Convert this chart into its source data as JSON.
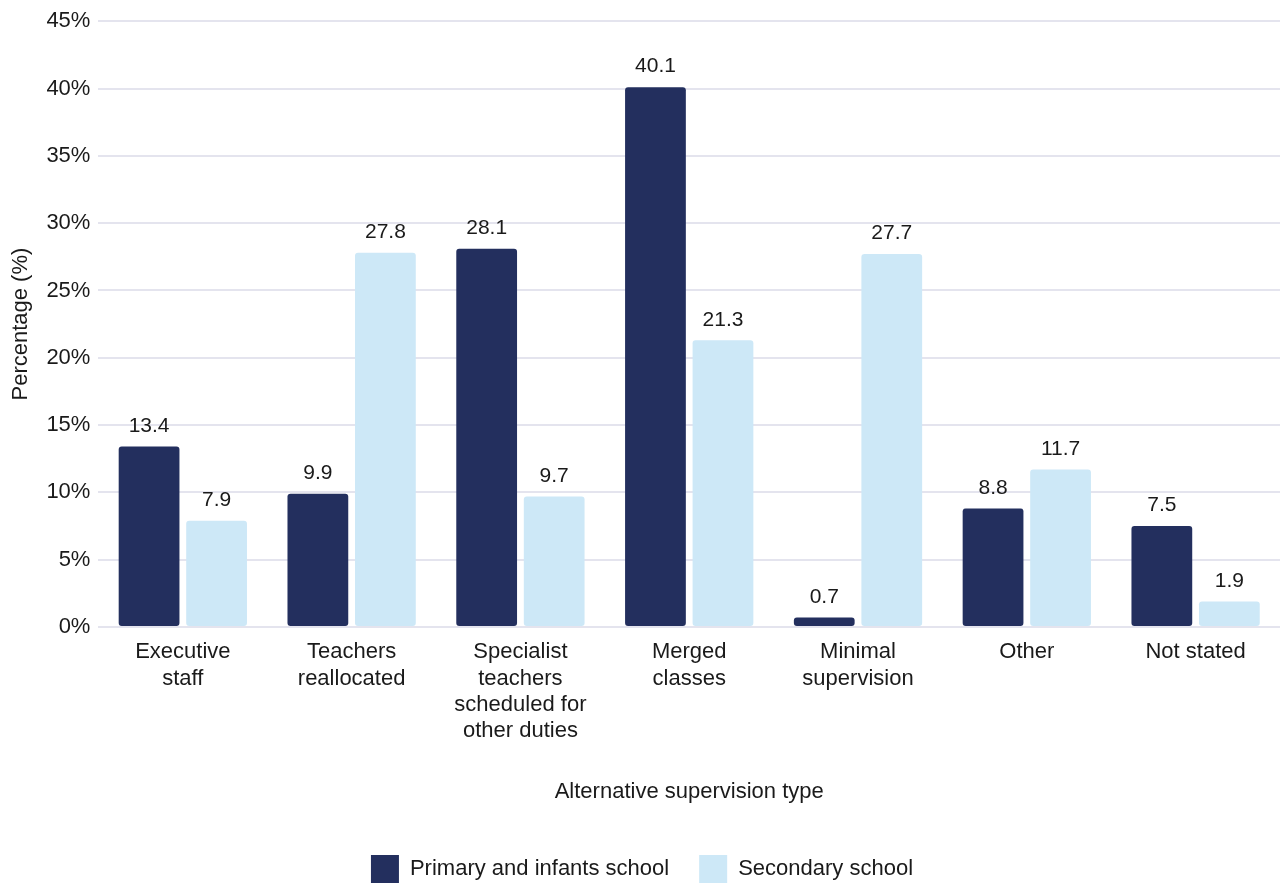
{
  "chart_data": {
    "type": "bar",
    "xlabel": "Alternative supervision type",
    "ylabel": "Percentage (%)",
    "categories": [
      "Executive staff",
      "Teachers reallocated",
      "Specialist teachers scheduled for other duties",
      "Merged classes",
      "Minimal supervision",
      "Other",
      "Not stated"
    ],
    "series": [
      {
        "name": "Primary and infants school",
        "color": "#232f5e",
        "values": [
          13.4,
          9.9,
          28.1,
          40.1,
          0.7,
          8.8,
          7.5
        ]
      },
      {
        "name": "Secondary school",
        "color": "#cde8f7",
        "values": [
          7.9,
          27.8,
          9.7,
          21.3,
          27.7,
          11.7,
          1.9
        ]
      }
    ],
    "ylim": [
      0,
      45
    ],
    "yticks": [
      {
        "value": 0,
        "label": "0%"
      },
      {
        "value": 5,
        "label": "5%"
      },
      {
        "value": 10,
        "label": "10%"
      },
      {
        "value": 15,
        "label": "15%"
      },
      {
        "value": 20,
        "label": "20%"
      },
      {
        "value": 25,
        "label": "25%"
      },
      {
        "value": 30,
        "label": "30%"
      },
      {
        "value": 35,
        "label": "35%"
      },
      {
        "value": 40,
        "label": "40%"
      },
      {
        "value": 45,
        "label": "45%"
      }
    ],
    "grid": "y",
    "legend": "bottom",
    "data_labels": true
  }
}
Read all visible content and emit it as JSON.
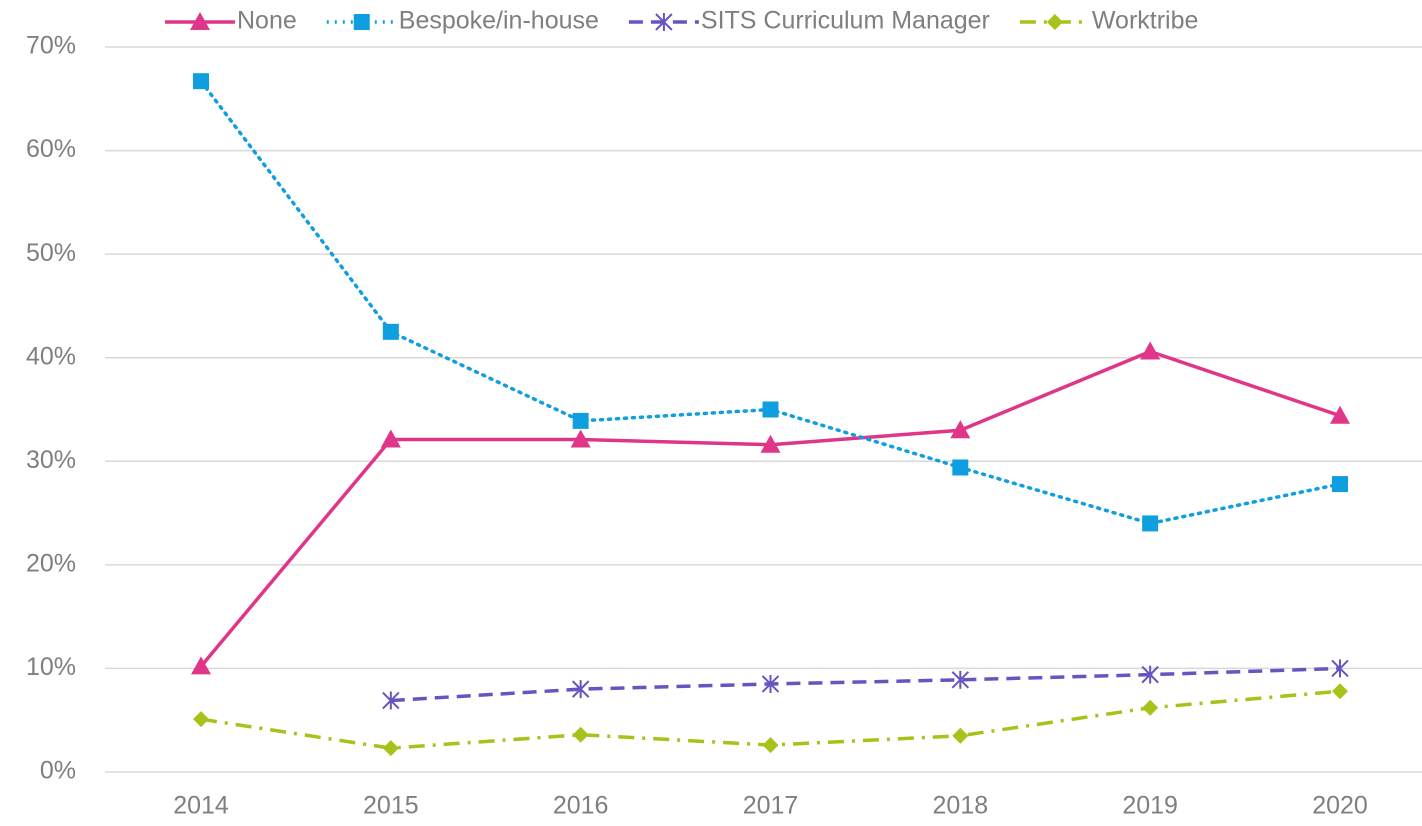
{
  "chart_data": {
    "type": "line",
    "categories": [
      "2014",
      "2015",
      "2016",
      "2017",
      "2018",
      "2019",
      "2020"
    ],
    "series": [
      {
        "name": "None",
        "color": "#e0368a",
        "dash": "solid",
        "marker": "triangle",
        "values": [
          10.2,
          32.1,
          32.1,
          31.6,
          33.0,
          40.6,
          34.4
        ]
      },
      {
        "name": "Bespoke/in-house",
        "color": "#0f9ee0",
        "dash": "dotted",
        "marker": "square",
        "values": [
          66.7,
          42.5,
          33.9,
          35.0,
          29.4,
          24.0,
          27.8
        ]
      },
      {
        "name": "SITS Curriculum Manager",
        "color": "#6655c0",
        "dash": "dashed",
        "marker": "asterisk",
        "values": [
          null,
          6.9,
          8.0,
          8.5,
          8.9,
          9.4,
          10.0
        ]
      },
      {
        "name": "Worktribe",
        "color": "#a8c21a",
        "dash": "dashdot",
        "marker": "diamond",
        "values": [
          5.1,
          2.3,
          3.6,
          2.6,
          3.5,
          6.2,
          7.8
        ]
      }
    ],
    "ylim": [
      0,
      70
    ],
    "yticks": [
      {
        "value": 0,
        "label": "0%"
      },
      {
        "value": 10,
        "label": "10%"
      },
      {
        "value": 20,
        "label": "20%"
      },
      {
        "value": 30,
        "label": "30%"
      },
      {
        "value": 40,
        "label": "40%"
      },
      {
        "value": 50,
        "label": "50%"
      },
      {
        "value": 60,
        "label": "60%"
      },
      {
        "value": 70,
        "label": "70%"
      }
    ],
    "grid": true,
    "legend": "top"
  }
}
- - -
◆ **GIVEN EXERCISE**
Exclude the pictures. Write out the remaining data exactly.

◆ **COMPLETED TASK**
Convert this chart into its source data as JSON.
{
  "chart_data": {
    "type": "bar",
    "xlabel": "Alternative supervision type",
    "ylabel": "Percentage (%)",
    "categories": [
      "Executive staff",
      "Teachers reallocated",
      "Specialist teachers scheduled for other duties",
      "Merged classes",
      "Minimal supervision",
      "Other",
      "Not stated"
    ],
    "series": [
      {
        "name": "Primary and infants school",
        "color": "#232f5e",
        "values": [
          13.4,
          9.9,
          28.1,
          40.1,
          0.7,
          8.8,
          7.5
        ]
      },
      {
        "name": "Secondary school",
        "color": "#cde8f7",
        "values": [
          7.9,
          27.8,
          9.7,
          21.3,
          27.7,
          11.7,
          1.9
        ]
      }
    ],
    "ylim": [
      0,
      45
    ],
    "yticks": [
      {
        "value": 0,
        "label": "0%"
      },
      {
        "value": 5,
        "label": "5%"
      },
      {
        "value": 10,
        "label": "10%"
      },
      {
        "value": 15,
        "label": "15%"
      },
      {
        "value": 20,
        "label": "20%"
      },
      {
        "value": 25,
        "label": "25%"
      },
      {
        "value": 30,
        "label": "30%"
      },
      {
        "value": 35,
        "label": "35%"
      },
      {
        "value": 40,
        "label": "40%"
      },
      {
        "value": 45,
        "label": "45%"
      }
    ],
    "grid": "y",
    "legend": "bottom",
    "data_labels": true
  }
}
Read all visible content and emit it as JSON.
{
  "chart_data": {
    "type": "line",
    "categories": [
      "2014",
      "2015",
      "2016",
      "2017",
      "2018",
      "2019",
      "2020"
    ],
    "series": [
      {
        "name": "None",
        "color": "#e0368a",
        "dash": "solid",
        "marker": "triangle",
        "values": [
          10.2,
          32.1,
          32.1,
          31.6,
          33.0,
          40.6,
          34.4
        ]
      },
      {
        "name": "Bespoke/in-house",
        "color": "#0f9ee0",
        "dash": "dotted",
        "marker": "square",
        "values": [
          66.7,
          42.5,
          33.9,
          35.0,
          29.4,
          24.0,
          27.8
        ]
      },
      {
        "name": "SITS Curriculum Manager",
        "color": "#6655c0",
        "dash": "dashed",
        "marker": "asterisk",
        "values": [
          null,
          6.9,
          8.0,
          8.5,
          8.9,
          9.4,
          10.0
        ]
      },
      {
        "name": "Worktribe",
        "color": "#a8c21a",
        "dash": "dashdot",
        "marker": "diamond",
        "values": [
          5.1,
          2.3,
          3.6,
          2.6,
          3.5,
          6.2,
          7.8
        ]
      }
    ],
    "ylim": [
      0,
      70
    ],
    "yticks": [
      {
        "value": 0,
        "label": "0%"
      },
      {
        "value": 10,
        "label": "10%"
      },
      {
        "value": 20,
        "label": "20%"
      },
      {
        "value": 30,
        "label": "30%"
      },
      {
        "value": 40,
        "label": "40%"
      },
      {
        "value": 50,
        "label": "50%"
      },
      {
        "value": 60,
        "label": "60%"
      },
      {
        "value": 70,
        "label": "70%"
      }
    ],
    "grid": true,
    "legend": "top"
  }
}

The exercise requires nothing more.